Output all entries verbatim. Skip pictures.

> Listing:
◇ ◇ ◇

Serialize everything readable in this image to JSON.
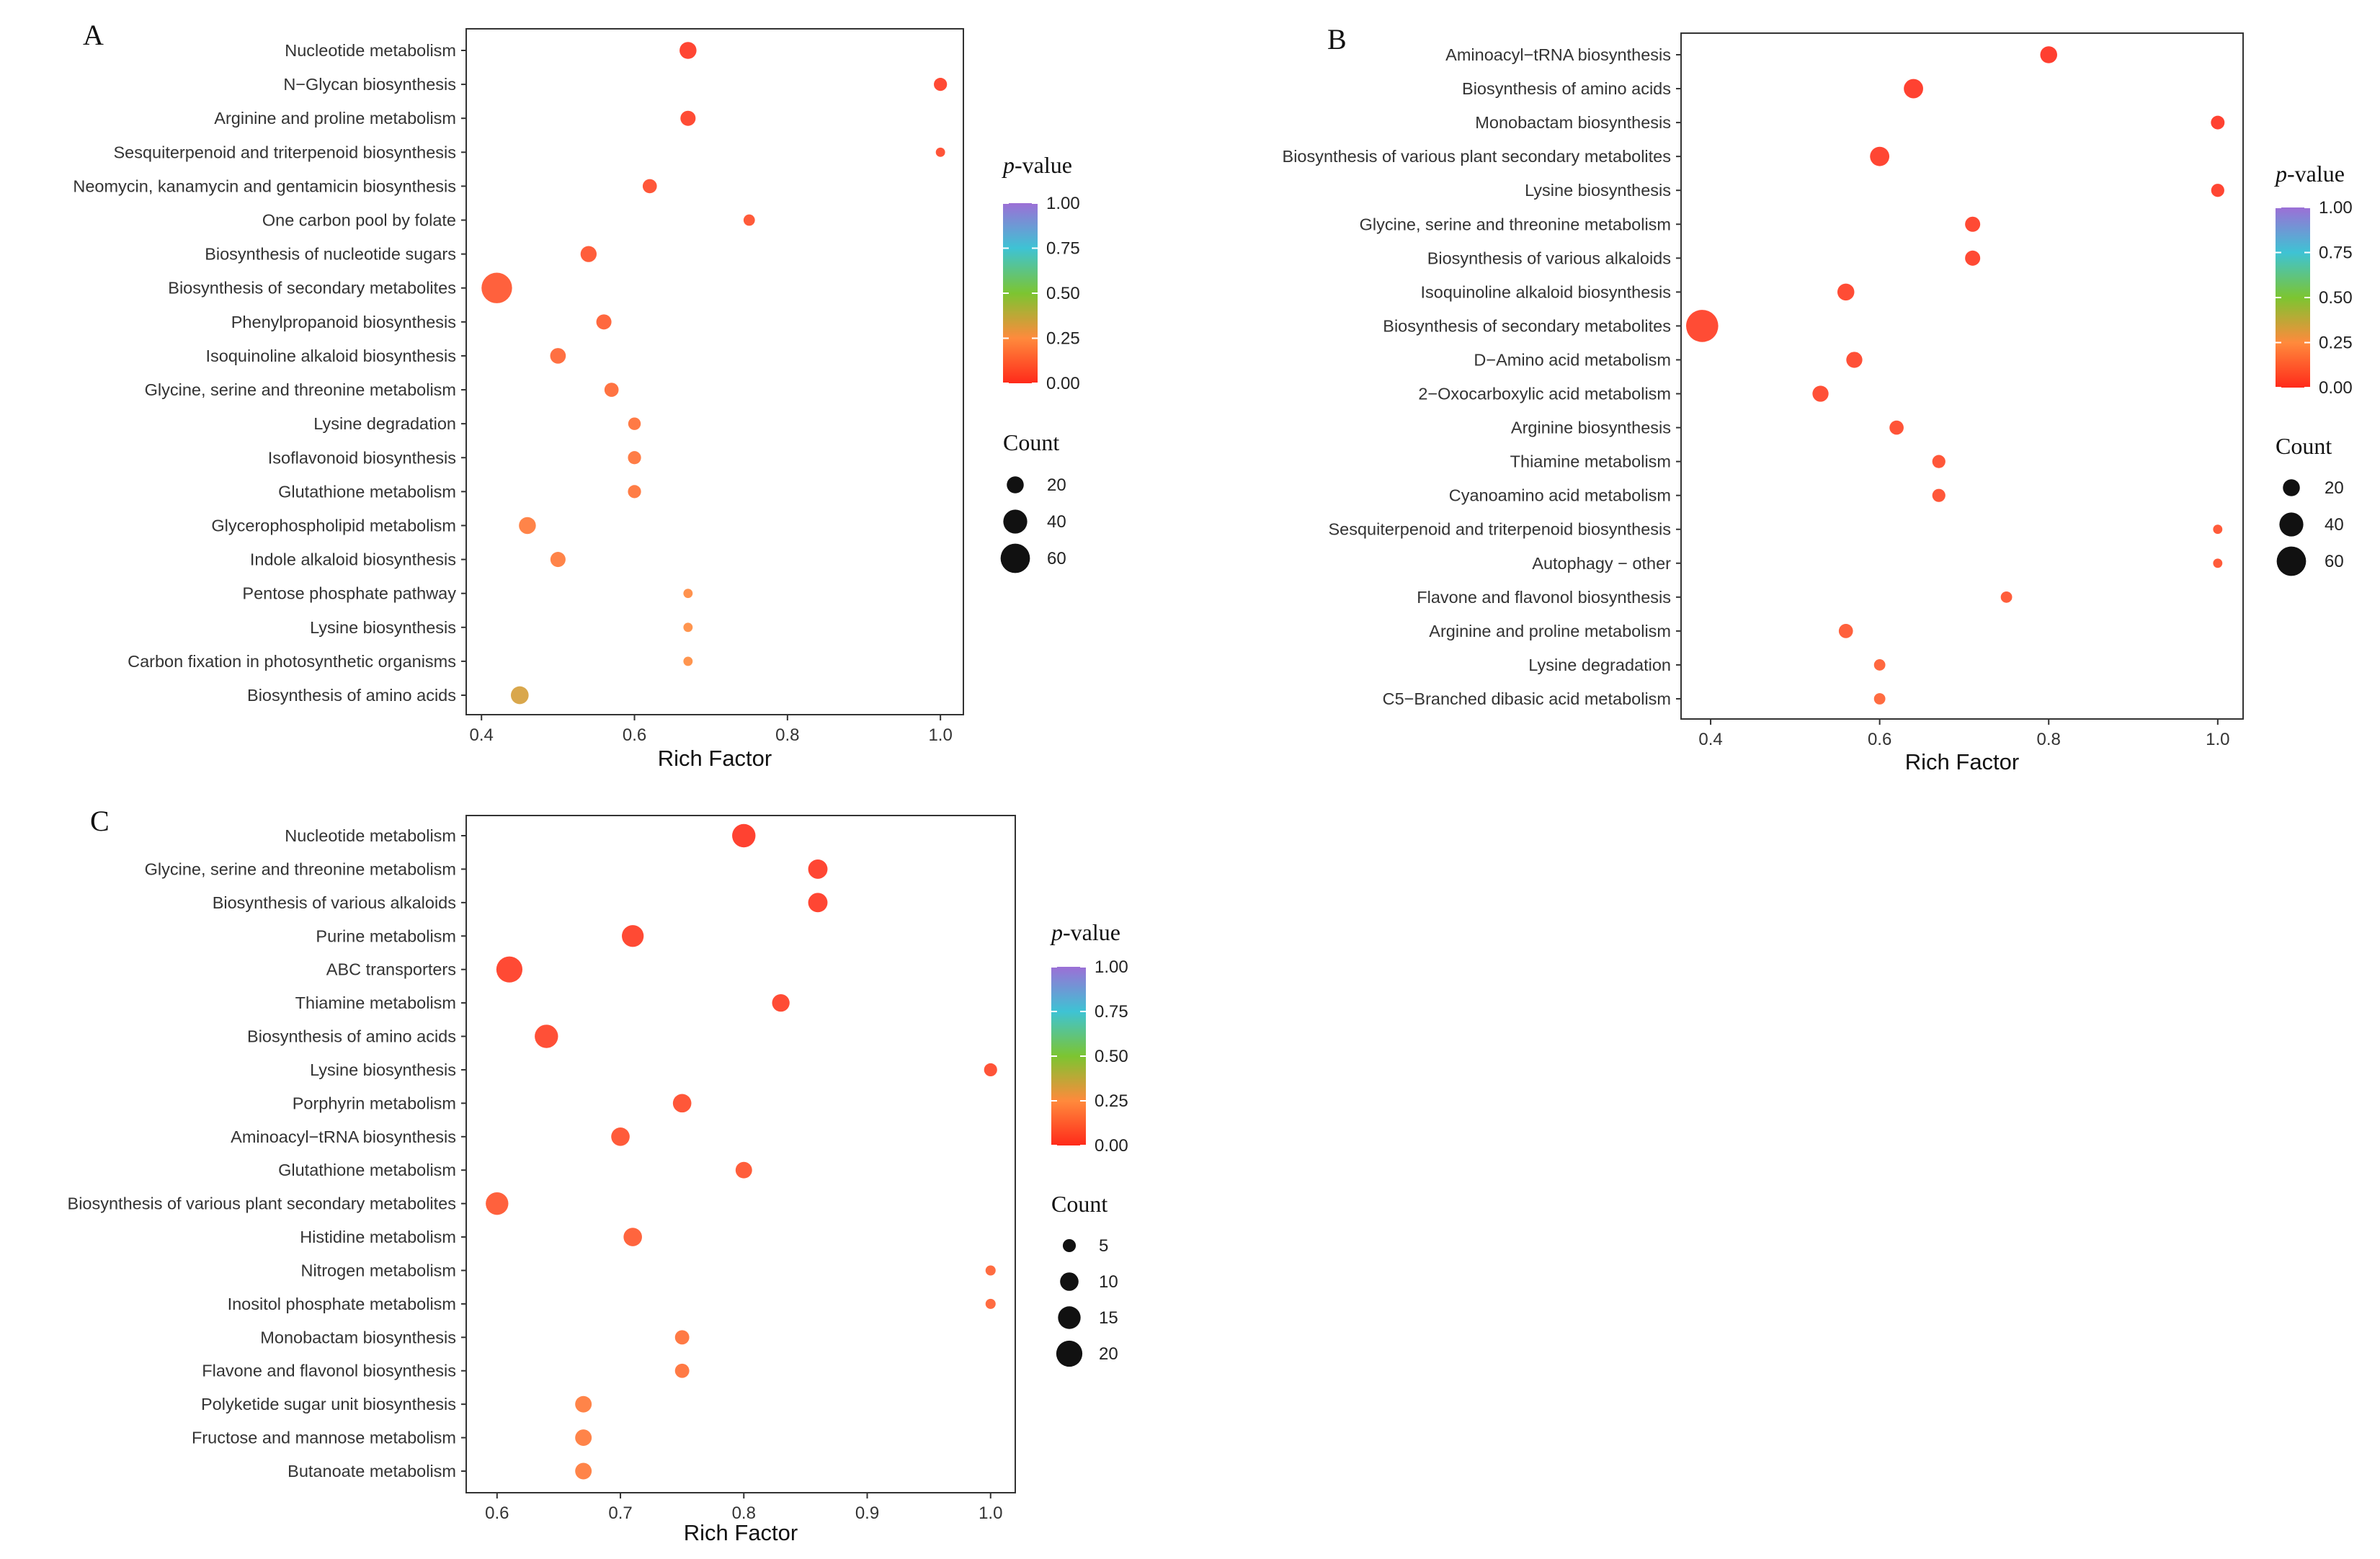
{
  "figure": {
    "pvalue_legend_title": "p-value",
    "pvalue_title_italic": "p",
    "pvalue_title_rest": "-value",
    "pvalue_ticks": [
      "1.00",
      "0.75",
      "0.50",
      "0.25",
      "0.00"
    ],
    "count_legend_title": "Count",
    "color_scale": [
      "#ff2a1a",
      "#ff8a3c",
      "#7cc531",
      "#3ec3d4",
      "#9c6fd6"
    ]
  },
  "chart_data": [
    {
      "panel": "A",
      "type": "scatter",
      "xlabel": "Rich Factor",
      "xlim": [
        0.38,
        1.03
      ],
      "xticks": [
        0.4,
        0.6,
        0.8,
        1.0
      ],
      "xtick_labels": [
        "0.4",
        "0.6",
        "0.8",
        "1.0"
      ],
      "count_legend": [
        20,
        40,
        60
      ],
      "count_max": 70,
      "categories": [
        "Nucleotide metabolism",
        "N−Glycan biosynthesis",
        "Arginine and proline metabolism",
        "Sesquiterpenoid and triterpenoid biosynthesis",
        "Neomycin, kanamycin and gentamicin biosynthesis",
        "One carbon pool by folate",
        "Biosynthesis of nucleotide sugars",
        "Biosynthesis of secondary metabolites",
        "Phenylpropanoid biosynthesis",
        "Isoquinoline alkaloid biosynthesis",
        "Glycine, serine and threonine metabolism",
        "Lysine degradation",
        "Isoflavonoid biosynthesis",
        "Glutathione metabolism",
        "Glycerophospholipid metabolism",
        "Indole alkaloid biosynthesis",
        "Pentose phosphate pathway",
        "Lysine biosynthesis",
        "Carbon fixation in photosynthetic organisms",
        "Biosynthesis of amino acids"
      ],
      "rich_factor": [
        0.67,
        1.0,
        0.67,
        1.0,
        0.62,
        0.75,
        0.54,
        0.42,
        0.56,
        0.5,
        0.57,
        0.6,
        0.6,
        0.6,
        0.46,
        0.5,
        0.67,
        0.67,
        0.67,
        0.45
      ],
      "count": [
        20,
        12,
        16,
        6,
        14,
        9,
        18,
        65,
        16,
        17,
        14,
        11,
        12,
        12,
        20,
        16,
        6,
        6,
        6,
        22
      ],
      "pvalue": [
        0.02,
        0.03,
        0.04,
        0.06,
        0.07,
        0.08,
        0.09,
        0.1,
        0.12,
        0.14,
        0.15,
        0.17,
        0.18,
        0.18,
        0.2,
        0.2,
        0.24,
        0.25,
        0.25,
        0.33
      ]
    },
    {
      "panel": "B",
      "type": "scatter",
      "xlabel": "Rich Factor",
      "xlim": [
        0.365,
        1.03
      ],
      "xticks": [
        0.4,
        0.6,
        0.8,
        1.0
      ],
      "xtick_labels": [
        "0.4",
        "0.6",
        "0.8",
        "1.0"
      ],
      "count_legend": [
        20,
        40,
        60
      ],
      "count_max": 70,
      "categories": [
        "Aminoacyl−tRNA biosynthesis",
        "Biosynthesis of amino acids",
        "Monobactam biosynthesis",
        "Biosynthesis of various plant secondary metabolites",
        "Lysine biosynthesis",
        "Glycine, serine and threonine metabolism",
        "Biosynthesis of various alkaloids",
        "Isoquinoline alkaloid biosynthesis",
        "Biosynthesis of secondary metabolites",
        "D−Amino acid metabolism",
        "2−Oxocarboxylic acid metabolism",
        "Arginine biosynthesis",
        "Thiamine metabolism",
        "Cyanoamino acid metabolism",
        "Sesquiterpenoid and triterpenoid biosynthesis",
        "Autophagy − other",
        "Flavone and flavonol biosynthesis",
        "Arginine and proline metabolism",
        "Lysine degradation",
        "C5−Branched dibasic acid metabolism"
      ],
      "rich_factor": [
        0.8,
        0.64,
        1.0,
        0.6,
        1.0,
        0.71,
        0.71,
        0.56,
        0.39,
        0.57,
        0.53,
        0.62,
        0.67,
        0.67,
        1.0,
        1.0,
        0.75,
        0.56,
        0.6,
        0.6
      ],
      "count": [
        20,
        26,
        13,
        26,
        12,
        16,
        16,
        20,
        72,
        18,
        18,
        14,
        12,
        12,
        6,
        6,
        9,
        14,
        9,
        9
      ],
      "pvalue": [
        0.0,
        0.01,
        0.01,
        0.02,
        0.02,
        0.03,
        0.03,
        0.04,
        0.04,
        0.05,
        0.05,
        0.06,
        0.07,
        0.07,
        0.08,
        0.08,
        0.09,
        0.1,
        0.12,
        0.13
      ]
    },
    {
      "panel": "C",
      "type": "scatter",
      "xlabel": "Rich Factor",
      "xlim": [
        0.575,
        1.02
      ],
      "xticks": [
        0.6,
        0.7,
        0.8,
        0.9,
        1.0
      ],
      "xtick_labels": [
        "0.6",
        "0.7",
        "0.8",
        "0.9",
        "1.0"
      ],
      "count_legend": [
        5,
        10,
        15,
        20
      ],
      "count_max": 22,
      "categories": [
        "Nucleotide metabolism",
        "Glycine, serine and threonine metabolism",
        "Biosynthesis of various alkaloids",
        "Purine metabolism",
        "ABC transporters",
        "Thiamine metabolism",
        "Biosynthesis of amino acids",
        "Lysine biosynthesis",
        "Porphyrin metabolism",
        "Aminoacyl−tRNA biosynthesis",
        "Glutathione metabolism",
        "Biosynthesis of various plant secondary metabolites",
        "Histidine metabolism",
        "Nitrogen metabolism",
        "Inositol phosphate metabolism",
        "Monobactam biosynthesis",
        "Flavone and flavonol biosynthesis",
        "Polyketide sugar unit biosynthesis",
        "Fructose and mannose metabolism",
        "Butanoate metabolism"
      ],
      "rich_factor": [
        0.8,
        0.86,
        0.86,
        0.71,
        0.61,
        0.83,
        0.64,
        1.0,
        0.75,
        0.7,
        0.8,
        0.6,
        0.71,
        1.0,
        1.0,
        0.75,
        0.75,
        0.67,
        0.67,
        0.67
      ],
      "count": [
        16,
        11,
        11,
        14,
        20,
        9,
        16,
        5,
        10,
        10,
        8,
        15,
        10,
        3,
        3,
        6,
        6,
        8,
        8,
        8
      ],
      "pvalue": [
        0.01,
        0.02,
        0.02,
        0.03,
        0.03,
        0.04,
        0.05,
        0.06,
        0.07,
        0.08,
        0.09,
        0.1,
        0.11,
        0.13,
        0.13,
        0.17,
        0.17,
        0.2,
        0.2,
        0.2
      ]
    }
  ]
}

◇ ◇ ◇

> Final answer:
Serialize everything readable in this image to JSON.
{
  "figure": {
    "pvalue_legend_title": "p-value",
    "pvalue_title_italic": "p",
    "pvalue_title_rest": "-value",
    "pvalue_ticks": [
      "1.00",
      "0.75",
      "0.50",
      "0.25",
      "0.00"
    ],
    "count_legend_title": "Count",
    "color_scale": [
      "#ff2a1a",
      "#ff8a3c",
      "#7cc531",
      "#3ec3d4",
      "#9c6fd6"
    ]
  },
  "chart_data": [
    {
      "panel": "A",
      "type": "scatter",
      "xlabel": "Rich Factor",
      "xlim": [
        0.38,
        1.03
      ],
      "xticks": [
        0.4,
        0.6,
        0.8,
        1.0
      ],
      "xtick_labels": [
        "0.4",
        "0.6",
        "0.8",
        "1.0"
      ],
      "count_legend": [
        20,
        40,
        60
      ],
      "count_max": 70,
      "categories": [
        "Nucleotide metabolism",
        "N−Glycan biosynthesis",
        "Arginine and proline metabolism",
        "Sesquiterpenoid and triterpenoid biosynthesis",
        "Neomycin, kanamycin and gentamicin biosynthesis",
        "One carbon pool by folate",
        "Biosynthesis of nucleotide sugars",
        "Biosynthesis of secondary metabolites",
        "Phenylpropanoid biosynthesis",
        "Isoquinoline alkaloid biosynthesis",
        "Glycine, serine and threonine metabolism",
        "Lysine degradation",
        "Isoflavonoid biosynthesis",
        "Glutathione metabolism",
        "Glycerophospholipid metabolism",
        "Indole alkaloid biosynthesis",
        "Pentose phosphate pathway",
        "Lysine biosynthesis",
        "Carbon fixation in photosynthetic organisms",
        "Biosynthesis of amino acids"
      ],
      "rich_factor": [
        0.67,
        1.0,
        0.67,
        1.0,
        0.62,
        0.75,
        0.54,
        0.42,
        0.56,
        0.5,
        0.57,
        0.6,
        0.6,
        0.6,
        0.46,
        0.5,
        0.67,
        0.67,
        0.67,
        0.45
      ],
      "count": [
        20,
        12,
        16,
        6,
        14,
        9,
        18,
        65,
        16,
        17,
        14,
        11,
        12,
        12,
        20,
        16,
        6,
        6,
        6,
        22
      ],
      "pvalue": [
        0.02,
        0.03,
        0.04,
        0.06,
        0.07,
        0.08,
        0.09,
        0.1,
        0.12,
        0.14,
        0.15,
        0.17,
        0.18,
        0.18,
        0.2,
        0.2,
        0.24,
        0.25,
        0.25,
        0.33
      ]
    },
    {
      "panel": "B",
      "type": "scatter",
      "xlabel": "Rich Factor",
      "xlim": [
        0.365,
        1.03
      ],
      "xticks": [
        0.4,
        0.6,
        0.8,
        1.0
      ],
      "xtick_labels": [
        "0.4",
        "0.6",
        "0.8",
        "1.0"
      ],
      "count_legend": [
        20,
        40,
        60
      ],
      "count_max": 70,
      "categories": [
        "Aminoacyl−tRNA biosynthesis",
        "Biosynthesis of amino acids",
        "Monobactam biosynthesis",
        "Biosynthesis of various plant secondary metabolites",
        "Lysine biosynthesis",
        "Glycine, serine and threonine metabolism",
        "Biosynthesis of various alkaloids",
        "Isoquinoline alkaloid biosynthesis",
        "Biosynthesis of secondary metabolites",
        "D−Amino acid metabolism",
        "2−Oxocarboxylic acid metabolism",
        "Arginine biosynthesis",
        "Thiamine metabolism",
        "Cyanoamino acid metabolism",
        "Sesquiterpenoid and triterpenoid biosynthesis",
        "Autophagy − other",
        "Flavone and flavonol biosynthesis",
        "Arginine and proline metabolism",
        "Lysine degradation",
        "C5−Branched dibasic acid metabolism"
      ],
      "rich_factor": [
        0.8,
        0.64,
        1.0,
        0.6,
        1.0,
        0.71,
        0.71,
        0.56,
        0.39,
        0.57,
        0.53,
        0.62,
        0.67,
        0.67,
        1.0,
        1.0,
        0.75,
        0.56,
        0.6,
        0.6
      ],
      "count": [
        20,
        26,
        13,
        26,
        12,
        16,
        16,
        20,
        72,
        18,
        18,
        14,
        12,
        12,
        6,
        6,
        9,
        14,
        9,
        9
      ],
      "pvalue": [
        0.0,
        0.01,
        0.01,
        0.02,
        0.02,
        0.03,
        0.03,
        0.04,
        0.04,
        0.05,
        0.05,
        0.06,
        0.07,
        0.07,
        0.08,
        0.08,
        0.09,
        0.1,
        0.12,
        0.13
      ]
    },
    {
      "panel": "C",
      "type": "scatter",
      "xlabel": "Rich Factor",
      "xlim": [
        0.575,
        1.02
      ],
      "xticks": [
        0.6,
        0.7,
        0.8,
        0.9,
        1.0
      ],
      "xtick_labels": [
        "0.6",
        "0.7",
        "0.8",
        "0.9",
        "1.0"
      ],
      "count_legend": [
        5,
        10,
        15,
        20
      ],
      "count_max": 22,
      "categories": [
        "Nucleotide metabolism",
        "Glycine, serine and threonine metabolism",
        "Biosynthesis of various alkaloids",
        "Purine metabolism",
        "ABC transporters",
        "Thiamine metabolism",
        "Biosynthesis of amino acids",
        "Lysine biosynthesis",
        "Porphyrin metabolism",
        "Aminoacyl−tRNA biosynthesis",
        "Glutathione metabolism",
        "Biosynthesis of various plant secondary metabolites",
        "Histidine metabolism",
        "Nitrogen metabolism",
        "Inositol phosphate metabolism",
        "Monobactam biosynthesis",
        "Flavone and flavonol biosynthesis",
        "Polyketide sugar unit biosynthesis",
        "Fructose and mannose metabolism",
        "Butanoate metabolism"
      ],
      "rich_factor": [
        0.8,
        0.86,
        0.86,
        0.71,
        0.61,
        0.83,
        0.64,
        1.0,
        0.75,
        0.7,
        0.8,
        0.6,
        0.71,
        1.0,
        1.0,
        0.75,
        0.75,
        0.67,
        0.67,
        0.67
      ],
      "count": [
        16,
        11,
        11,
        14,
        20,
        9,
        16,
        5,
        10,
        10,
        8,
        15,
        10,
        3,
        3,
        6,
        6,
        8,
        8,
        8
      ],
      "pvalue": [
        0.01,
        0.02,
        0.02,
        0.03,
        0.03,
        0.04,
        0.05,
        0.06,
        0.07,
        0.08,
        0.09,
        0.1,
        0.11,
        0.13,
        0.13,
        0.17,
        0.17,
        0.2,
        0.2,
        0.2
      ]
    }
  ]
}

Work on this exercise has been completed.